* _Aim_: Check each line of the data for "plus" and select those that have it.

Recorded data

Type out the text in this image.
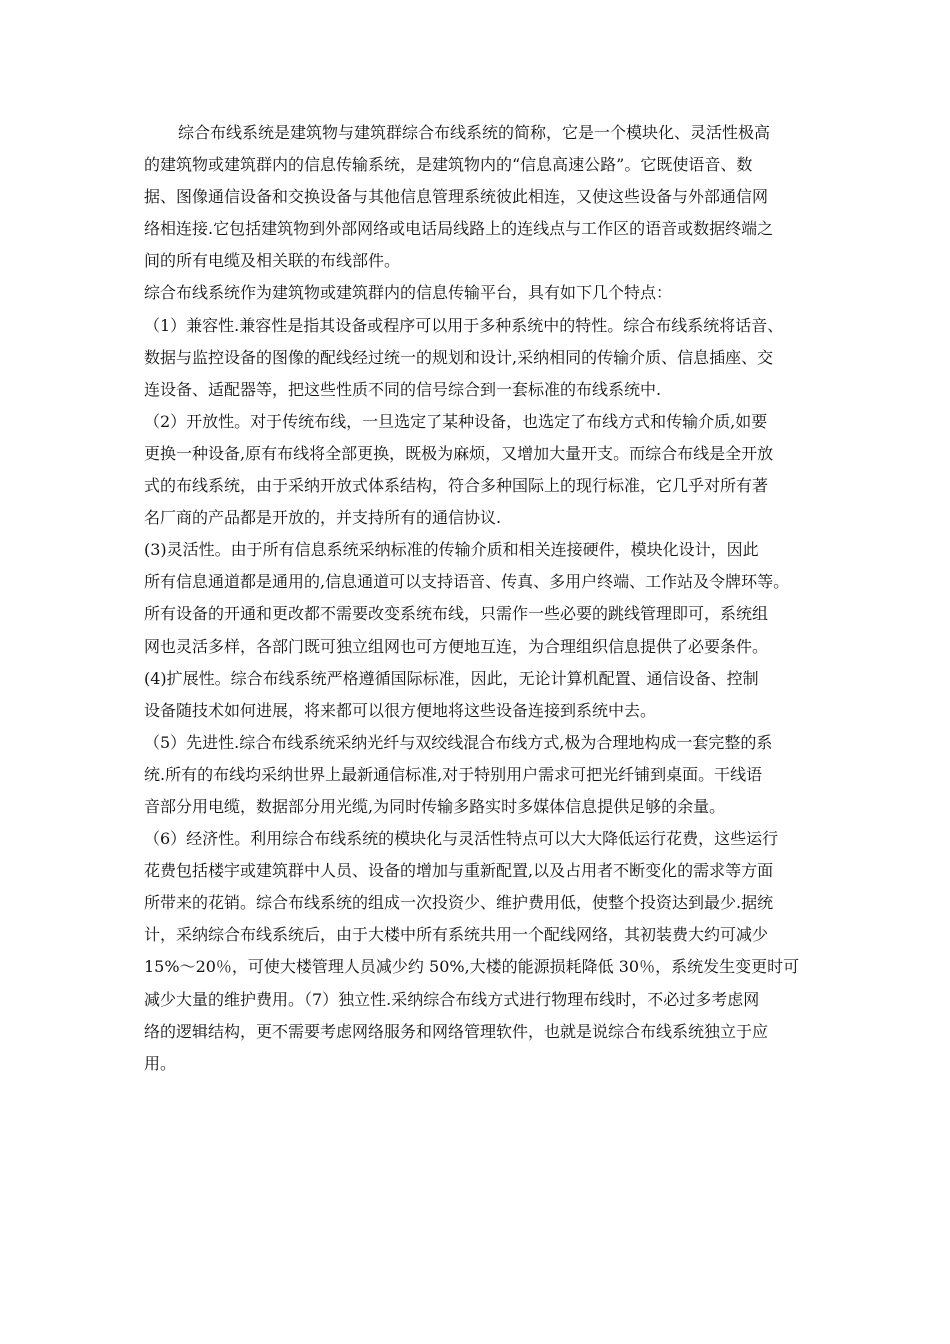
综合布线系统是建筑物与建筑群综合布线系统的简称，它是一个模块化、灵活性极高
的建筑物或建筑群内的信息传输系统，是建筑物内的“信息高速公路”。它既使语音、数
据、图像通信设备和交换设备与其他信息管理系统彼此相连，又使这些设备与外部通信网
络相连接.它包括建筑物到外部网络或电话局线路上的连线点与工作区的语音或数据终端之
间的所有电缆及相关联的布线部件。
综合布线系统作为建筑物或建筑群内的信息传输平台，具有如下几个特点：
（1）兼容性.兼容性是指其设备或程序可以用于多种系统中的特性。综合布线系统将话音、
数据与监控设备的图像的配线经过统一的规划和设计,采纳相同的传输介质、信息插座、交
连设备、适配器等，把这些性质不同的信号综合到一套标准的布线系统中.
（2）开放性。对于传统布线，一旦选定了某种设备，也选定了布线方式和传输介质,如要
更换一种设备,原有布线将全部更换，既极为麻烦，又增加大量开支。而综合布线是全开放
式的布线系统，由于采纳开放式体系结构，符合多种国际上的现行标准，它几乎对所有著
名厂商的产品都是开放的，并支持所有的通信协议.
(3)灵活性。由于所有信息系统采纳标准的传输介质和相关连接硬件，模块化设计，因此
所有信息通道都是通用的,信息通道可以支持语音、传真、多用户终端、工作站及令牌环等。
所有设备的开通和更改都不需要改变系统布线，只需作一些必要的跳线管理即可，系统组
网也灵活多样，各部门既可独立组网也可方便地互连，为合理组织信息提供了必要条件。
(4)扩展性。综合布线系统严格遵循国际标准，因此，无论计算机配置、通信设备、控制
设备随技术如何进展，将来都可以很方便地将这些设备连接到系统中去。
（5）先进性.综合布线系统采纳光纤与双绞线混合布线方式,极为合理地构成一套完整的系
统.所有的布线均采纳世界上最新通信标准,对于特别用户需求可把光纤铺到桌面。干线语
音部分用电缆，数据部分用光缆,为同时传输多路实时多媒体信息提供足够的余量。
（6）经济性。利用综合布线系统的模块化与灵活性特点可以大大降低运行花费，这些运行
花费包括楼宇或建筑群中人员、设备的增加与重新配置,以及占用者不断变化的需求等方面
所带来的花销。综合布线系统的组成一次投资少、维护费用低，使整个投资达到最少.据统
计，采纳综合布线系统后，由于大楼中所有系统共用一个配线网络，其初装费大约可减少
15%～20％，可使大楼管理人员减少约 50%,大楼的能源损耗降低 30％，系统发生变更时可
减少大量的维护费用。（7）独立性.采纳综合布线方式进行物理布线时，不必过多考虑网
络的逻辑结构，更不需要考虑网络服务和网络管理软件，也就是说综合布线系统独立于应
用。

==

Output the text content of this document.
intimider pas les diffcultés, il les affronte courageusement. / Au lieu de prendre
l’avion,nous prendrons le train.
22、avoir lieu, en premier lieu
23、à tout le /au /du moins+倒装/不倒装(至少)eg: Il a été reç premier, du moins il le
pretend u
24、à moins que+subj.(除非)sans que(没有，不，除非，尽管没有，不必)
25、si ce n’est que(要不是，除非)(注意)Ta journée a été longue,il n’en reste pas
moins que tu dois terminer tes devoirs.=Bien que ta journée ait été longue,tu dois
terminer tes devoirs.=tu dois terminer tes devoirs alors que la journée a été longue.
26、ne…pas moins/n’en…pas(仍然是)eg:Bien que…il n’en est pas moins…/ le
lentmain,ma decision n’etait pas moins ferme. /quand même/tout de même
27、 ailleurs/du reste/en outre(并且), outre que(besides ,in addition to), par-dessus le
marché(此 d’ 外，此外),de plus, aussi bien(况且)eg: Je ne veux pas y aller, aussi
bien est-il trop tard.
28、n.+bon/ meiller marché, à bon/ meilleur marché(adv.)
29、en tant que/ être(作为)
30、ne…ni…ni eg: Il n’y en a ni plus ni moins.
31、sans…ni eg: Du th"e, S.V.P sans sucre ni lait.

* _Written solution_:
marché(此 d’ 外，此外),de plus, aussi bien(况且)eg: Je ne veux pas y aller, aussi
30、ne…ni…ni eg: Il n’y en a ni plus ni moins.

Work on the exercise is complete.